:: PROMPT ::
Return every line of the items below unchanged, leaving out the pictures.

------ RECORDS FOR THIS EXERCISE ------

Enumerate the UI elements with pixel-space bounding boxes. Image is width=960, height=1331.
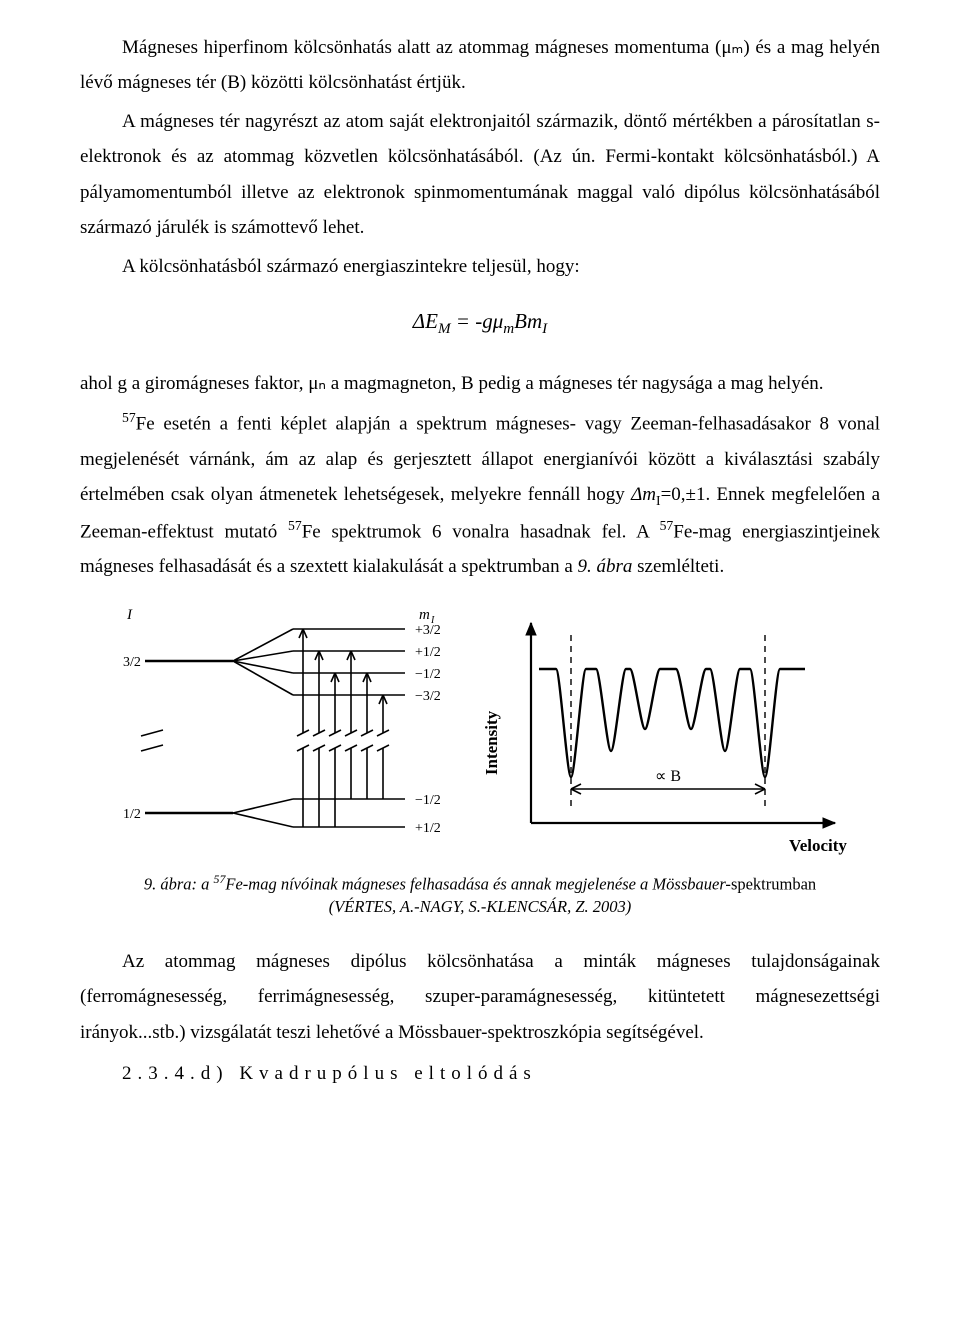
svg-text:−3/2: −3/2 [415,689,441,704]
figure-9: ImI3/2+3/2+1/2−1/2−3/21/2−1/2+1/2 Intens… [80,603,880,863]
svg-text:∝ B: ∝ B [655,768,681,785]
equation-text: ΔEM = -gμmBmI [413,309,547,333]
svg-text:Intensity: Intensity [482,710,501,775]
paragraph-1: Mágneses hiperfinom kölcsönhatás alatt a… [80,30,880,100]
svg-text:+1/2: +1/2 [415,821,441,836]
paragraph-2: A mágneses tér nagyrészt az atom saját e… [80,104,880,245]
svg-text:1/2: 1/2 [123,807,141,822]
paragraph-3: A kölcsönhatásból származó energiaszinte… [80,249,880,284]
paragraph-4: ahol g a giromágneses faktor, μₙ a magma… [80,366,880,401]
svg-text:−1/2: −1/2 [415,667,441,682]
svg-text:−1/2: −1/2 [415,793,441,808]
svg-text:Velocity: Velocity [789,836,847,855]
svg-text:+3/2: +3/2 [415,623,441,638]
equation-delta-em: ΔEM = -gμmBmI [80,302,880,344]
svg-text:I: I [126,607,133,623]
svg-text:3/2: 3/2 [123,655,141,670]
section-heading-234d: 2.3.4.d) Kvadrupólus eltolódás [80,1056,880,1091]
paragraph-5: 57Fe esetén a fenti képlet alapján a spe… [80,405,880,584]
svg-text:+1/2: +1/2 [415,645,441,660]
paragraph-6: Az atommag mágneses dipólus kölcsönhatás… [80,944,880,1049]
svg-text:m: m [419,607,430,623]
figure-9-caption: 9. ábra: a 57Fe-mag nívóinak mágneses fe… [80,871,880,919]
mossbauer-sextet-spectrum: Intensity Velocity ∝ B [475,603,855,863]
energy-level-diagram: ImI3/2+3/2+1/2−1/2−3/21/2−1/2+1/2 [105,603,445,863]
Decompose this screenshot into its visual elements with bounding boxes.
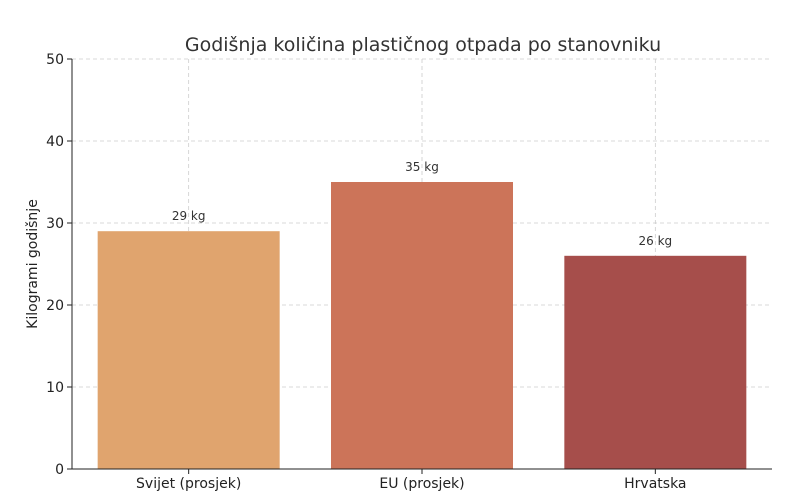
bar-2 xyxy=(564,255,747,469)
y-tick-label: 10 xyxy=(46,380,64,396)
bar-value-label: 26 kg xyxy=(639,234,673,248)
x-tick-label: Hrvatska xyxy=(624,476,686,492)
bars xyxy=(97,182,747,469)
x-tick-label: EU (prosjek) xyxy=(379,476,464,492)
y-axis-label: Kilogrami godišnje xyxy=(25,199,41,329)
labels: 0 10 20 30 40 50 29 kg Svijet (prosjek) 35 kg EU … xyxy=(46,52,686,492)
y-tick-label: 50 xyxy=(46,52,64,68)
axes xyxy=(67,58,772,474)
bar-value-label: 29 kg xyxy=(172,209,206,223)
bar-value-label: 35 kg xyxy=(405,160,439,174)
bar-1 xyxy=(331,182,513,469)
chart-title: Godišnja količina plastičnog otpada po s… xyxy=(185,34,661,56)
y-tick-label: 40 xyxy=(46,134,64,150)
y-tick-label: 30 xyxy=(46,216,64,232)
y-tick-label: 0 xyxy=(55,462,64,478)
bar-0 xyxy=(97,231,280,469)
x-tick-label: Svijet (prosjek) xyxy=(136,476,241,492)
y-tick-label: 20 xyxy=(46,298,64,314)
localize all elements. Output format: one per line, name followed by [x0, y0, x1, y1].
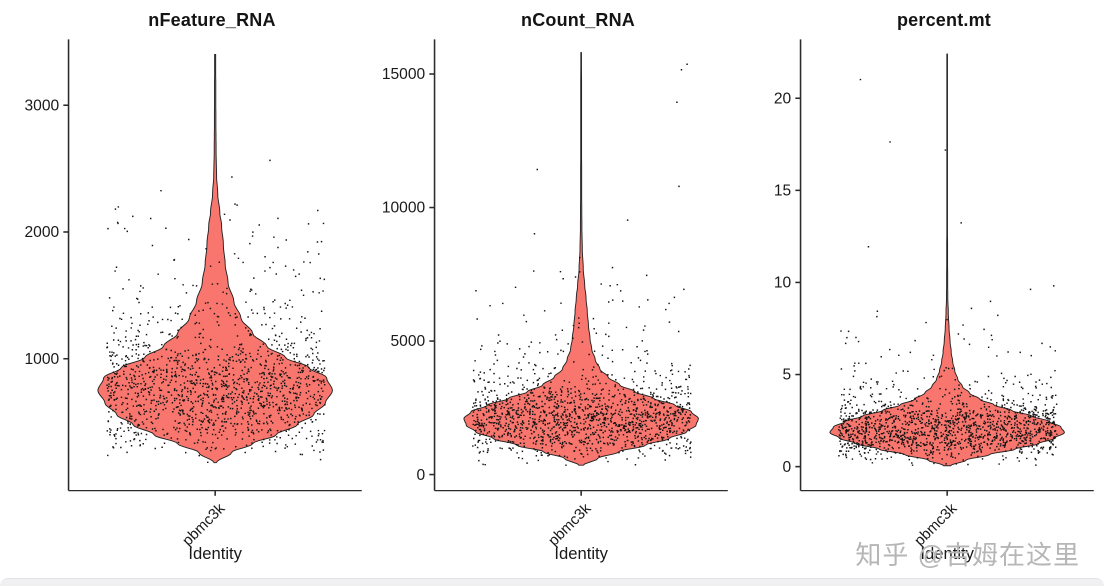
panel-title-ncount-rna: nCount_RNA: [521, 10, 635, 30]
jitter-points: [106, 159, 326, 464]
x-axis-title: Identity: [920, 544, 974, 563]
page-bottom-strip: [0, 578, 1104, 586]
y-tick-label: 0: [783, 459, 792, 476]
jitter-points: [472, 63, 692, 466]
jitter-points: [838, 78, 1058, 466]
plots-row: nFeature_RNA 1000 2000 3000 pbmc3k Identity …: [2, 2, 1100, 568]
y-tick-label: 10000: [382, 200, 426, 217]
x-tick-label: pbmc3k: [911, 500, 961, 550]
violin-shape: [97, 54, 333, 464]
panel-title-nfeature-rna: nFeature_RNA: [148, 10, 276, 30]
violin-shape: [463, 52, 699, 466]
panel-percent-mt: percent.mt 0 5 10 15 20 pbmc3k Identity: [734, 2, 1100, 568]
y-tick-label: 5000: [391, 333, 426, 350]
y-tick-label: 15000: [382, 66, 426, 83]
y-tick-label: 2000: [25, 224, 60, 241]
panel-ncount-rna: nCount_RNA 0 5000 10000 15000 pbmc3k Identity: [368, 2, 734, 568]
x-axis-title: Identity: [554, 544, 608, 563]
panel-nfeature-rna: nFeature_RNA 1000 2000 3000 pbmc3k Identity: [2, 2, 368, 568]
y-tick-label: 0: [417, 467, 426, 484]
x-tick-label: pbmc3k: [545, 500, 595, 550]
y-tick-label: 3000: [25, 97, 60, 114]
x-axis-title: Identity: [188, 544, 242, 563]
y-tick-label: 1000: [25, 351, 60, 368]
panel-title-percent-mt: percent.mt: [896, 10, 992, 30]
y-tick-label: 20: [774, 90, 792, 107]
x-tick-label: pbmc3k: [179, 500, 229, 550]
violin-shape: [829, 53, 1065, 467]
y-tick-label: 10: [774, 275, 792, 292]
y-tick-label: 15: [774, 183, 792, 200]
y-tick-label: 5: [783, 367, 792, 384]
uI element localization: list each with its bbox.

------

:: FULL RESPONSE ::
Enumerate the UI elements with pixel-space bounding boxes. Image is width=960, height=1331.
svg-text:−3/2: −3/2 [415,689,441,704]
figure-9: ImI3/2+3/2+1/2−1/2−3/21/2−1/2+1/2 Intens… [80,603,880,863]
svg-text:∝ B: ∝ B [655,768,681,785]
equation-text: ΔEM = -gμmBmI [413,309,547,333]
svg-text:Intensity: Intensity [482,710,501,775]
paragraph-1: Mágneses hiperfinom kölcsönhatás alatt a… [80,30,880,100]
svg-text:+1/2: +1/2 [415,821,441,836]
paragraph-2: A mágneses tér nagyrészt az atom saját e… [80,104,880,245]
svg-text:1/2: 1/2 [123,807,141,822]
paragraph-3: A kölcsönhatásból származó energiaszinte… [80,249,880,284]
paragraph-4: ahol g a giromágneses faktor, μₙ a magma… [80,366,880,401]
svg-text:−1/2: −1/2 [415,667,441,682]
svg-text:−1/2: −1/2 [415,793,441,808]
svg-text:Velocity: Velocity [789,836,847,855]
svg-text:+3/2: +3/2 [415,623,441,638]
equation-delta-em: ΔEM = -gμmBmI [80,302,880,344]
svg-text:I: I [126,607,133,623]
svg-text:3/2: 3/2 [123,655,141,670]
section-heading-234d: 2.3.4.d) Kvadrupólus eltolódás [80,1056,880,1091]
paragraph-5: 57Fe esetén a fenti képlet alapján a spe… [80,405,880,584]
svg-text:+1/2: +1/2 [415,645,441,660]
paragraph-6: Az atommag mágneses dipólus kölcsönhatás… [80,944,880,1049]
svg-text:m: m [419,607,430,623]
figure-9-caption: 9. ábra: a 57Fe-mag nívóinak mágneses fe… [80,871,880,919]
mossbauer-sextet-spectrum: Intensity Velocity ∝ B [475,603,855,863]
energy-level-diagram: ImI3/2+3/2+1/2−1/2−3/21/2−1/2+1/2 [105,603,445,863]
Decompose this screenshot into its visual elements with bounding boxes.
bar-2 xyxy=(564,255,747,469)
y-tick-label: 10 xyxy=(46,380,64,396)
bar-value-label: 26 kg xyxy=(639,234,673,248)
x-tick-label: Hrvatska xyxy=(624,476,686,492)
bars xyxy=(97,182,747,469)
x-tick-label: EU (prosjek) xyxy=(379,476,464,492)
y-axis-label: Kilogrami godišnje xyxy=(25,199,41,329)
labels: 0 10 20 30 40 50 29 kg Svijet (prosjek) 35 kg EU … xyxy=(46,52,686,492)
y-tick-label: 50 xyxy=(46,52,64,68)
axes xyxy=(67,58,772,474)
bar-value-label: 29 kg xyxy=(172,209,206,223)
bar-value-label: 35 kg xyxy=(405,160,439,174)
bar-1 xyxy=(331,182,513,469)
chart-title: Godišnja količina plastičnog otpada po s… xyxy=(185,34,661,56)
y-tick-label: 40 xyxy=(46,134,64,150)
y-tick-label: 30 xyxy=(46,216,64,232)
y-tick-label: 0 xyxy=(55,462,64,478)
bar-0 xyxy=(97,231,280,469)
x-tick-label: Svijet (prosjek) xyxy=(136,476,241,492)
y-tick-label: 20 xyxy=(46,298,64,314)
localize all elements. Output format: one per line, name followed by [x0, y0, x1, y1].
panel-title-ncount-rna: nCount_RNA: [521, 10, 635, 30]
jitter-points: [106, 159, 326, 464]
x-axis-title: Identity: [920, 544, 974, 563]
page-bottom-strip: [0, 578, 1104, 586]
y-tick-label: 0: [783, 459, 792, 476]
jitter-points: [472, 63, 692, 466]
jitter-points: [838, 78, 1058, 466]
plots-row: nFeature_RNA 1000 2000 3000 pbmc3k Identity …: [2, 2, 1100, 568]
y-tick-label: 10000: [382, 200, 426, 217]
x-tick-label: pbmc3k: [911, 500, 961, 550]
violin-shape: [97, 54, 333, 464]
panel-title-nfeature-rna: nFeature_RNA: [148, 10, 276, 30]
violin-shape: [463, 52, 699, 466]
panel-percent-mt: percent.mt 0 5 10 15 20 pbmc3k Identity: [734, 2, 1100, 568]
y-tick-label: 5000: [391, 333, 426, 350]
y-tick-label: 15000: [382, 66, 426, 83]
y-tick-label: 2000: [25, 224, 60, 241]
panel-ncount-rna: nCount_RNA 0 5000 10000 15000 pbmc3k Identity: [368, 2, 734, 568]
x-axis-title: Identity: [554, 544, 608, 563]
panel-nfeature-rna: nFeature_RNA 1000 2000 3000 pbmc3k Identity: [2, 2, 368, 568]
y-tick-label: 0: [417, 467, 426, 484]
x-tick-label: pbmc3k: [545, 500, 595, 550]
y-tick-label: 3000: [25, 97, 60, 114]
x-axis-title: Identity: [188, 544, 242, 563]
y-tick-label: 1000: [25, 351, 60, 368]
panel-title-percent-mt: percent.mt: [896, 10, 992, 30]
y-tick-label: 20: [774, 90, 792, 107]
x-tick-label: pbmc3k: [179, 500, 229, 550]
violin-shape: [829, 53, 1065, 467]
y-tick-label: 10: [774, 275, 792, 292]
y-tick-label: 15: [774, 183, 792, 200]
y-tick-label: 5: [783, 367, 792, 384]
uI element localization: list each with its bbox.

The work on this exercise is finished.